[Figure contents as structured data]
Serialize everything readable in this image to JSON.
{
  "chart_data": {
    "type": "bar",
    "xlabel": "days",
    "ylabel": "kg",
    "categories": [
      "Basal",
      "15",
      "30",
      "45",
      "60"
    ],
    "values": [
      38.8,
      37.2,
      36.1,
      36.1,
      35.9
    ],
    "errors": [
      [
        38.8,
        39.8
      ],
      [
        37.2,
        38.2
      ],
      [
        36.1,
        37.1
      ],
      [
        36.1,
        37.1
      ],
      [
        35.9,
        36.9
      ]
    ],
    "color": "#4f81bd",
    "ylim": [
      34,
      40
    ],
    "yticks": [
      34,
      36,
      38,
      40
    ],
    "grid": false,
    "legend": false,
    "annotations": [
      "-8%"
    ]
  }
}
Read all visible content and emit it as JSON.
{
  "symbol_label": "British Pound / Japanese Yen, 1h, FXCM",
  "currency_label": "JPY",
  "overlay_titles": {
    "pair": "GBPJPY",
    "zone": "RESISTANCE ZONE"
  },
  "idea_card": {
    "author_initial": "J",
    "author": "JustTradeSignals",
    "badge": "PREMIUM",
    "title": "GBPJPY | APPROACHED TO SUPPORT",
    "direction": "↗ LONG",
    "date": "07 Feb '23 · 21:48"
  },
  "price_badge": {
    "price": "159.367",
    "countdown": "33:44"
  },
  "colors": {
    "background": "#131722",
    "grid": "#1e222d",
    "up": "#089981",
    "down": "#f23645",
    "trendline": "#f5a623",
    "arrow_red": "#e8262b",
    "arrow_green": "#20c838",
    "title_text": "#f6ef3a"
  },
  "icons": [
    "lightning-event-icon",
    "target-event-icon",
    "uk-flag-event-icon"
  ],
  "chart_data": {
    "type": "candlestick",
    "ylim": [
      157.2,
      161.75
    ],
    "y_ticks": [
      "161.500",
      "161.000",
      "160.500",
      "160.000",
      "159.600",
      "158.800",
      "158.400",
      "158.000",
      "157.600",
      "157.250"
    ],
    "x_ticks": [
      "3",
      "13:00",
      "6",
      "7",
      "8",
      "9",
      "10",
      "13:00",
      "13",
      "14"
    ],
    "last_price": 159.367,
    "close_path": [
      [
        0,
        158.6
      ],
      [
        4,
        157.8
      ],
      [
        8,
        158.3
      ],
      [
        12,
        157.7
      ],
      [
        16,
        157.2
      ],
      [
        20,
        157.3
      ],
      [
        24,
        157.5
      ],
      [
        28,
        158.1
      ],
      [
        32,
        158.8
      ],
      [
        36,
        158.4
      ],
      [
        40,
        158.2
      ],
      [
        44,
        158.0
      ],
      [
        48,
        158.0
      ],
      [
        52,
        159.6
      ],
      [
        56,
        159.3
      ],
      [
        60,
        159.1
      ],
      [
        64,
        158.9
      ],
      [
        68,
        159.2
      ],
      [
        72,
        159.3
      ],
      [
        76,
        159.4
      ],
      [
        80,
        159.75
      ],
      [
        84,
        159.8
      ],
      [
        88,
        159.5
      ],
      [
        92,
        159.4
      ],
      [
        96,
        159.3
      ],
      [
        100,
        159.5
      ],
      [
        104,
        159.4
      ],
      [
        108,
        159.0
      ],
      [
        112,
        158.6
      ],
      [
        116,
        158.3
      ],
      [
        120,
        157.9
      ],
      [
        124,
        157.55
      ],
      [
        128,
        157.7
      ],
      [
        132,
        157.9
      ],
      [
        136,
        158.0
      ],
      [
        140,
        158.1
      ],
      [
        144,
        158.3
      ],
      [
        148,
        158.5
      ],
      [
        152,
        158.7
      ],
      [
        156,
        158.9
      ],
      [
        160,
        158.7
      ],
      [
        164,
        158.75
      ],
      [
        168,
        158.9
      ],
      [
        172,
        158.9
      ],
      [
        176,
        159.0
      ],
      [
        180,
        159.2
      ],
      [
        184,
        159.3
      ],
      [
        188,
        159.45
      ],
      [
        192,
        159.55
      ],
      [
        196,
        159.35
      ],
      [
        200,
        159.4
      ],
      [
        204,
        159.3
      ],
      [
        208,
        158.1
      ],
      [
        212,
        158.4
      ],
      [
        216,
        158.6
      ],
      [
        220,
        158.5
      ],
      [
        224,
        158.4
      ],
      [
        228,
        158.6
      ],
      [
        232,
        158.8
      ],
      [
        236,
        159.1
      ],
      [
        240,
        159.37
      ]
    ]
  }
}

# TASK GOAL
State how many lines in the records above contain the word "JSON", and give only that number.

# RESULT FOR THIS EXERCISE
2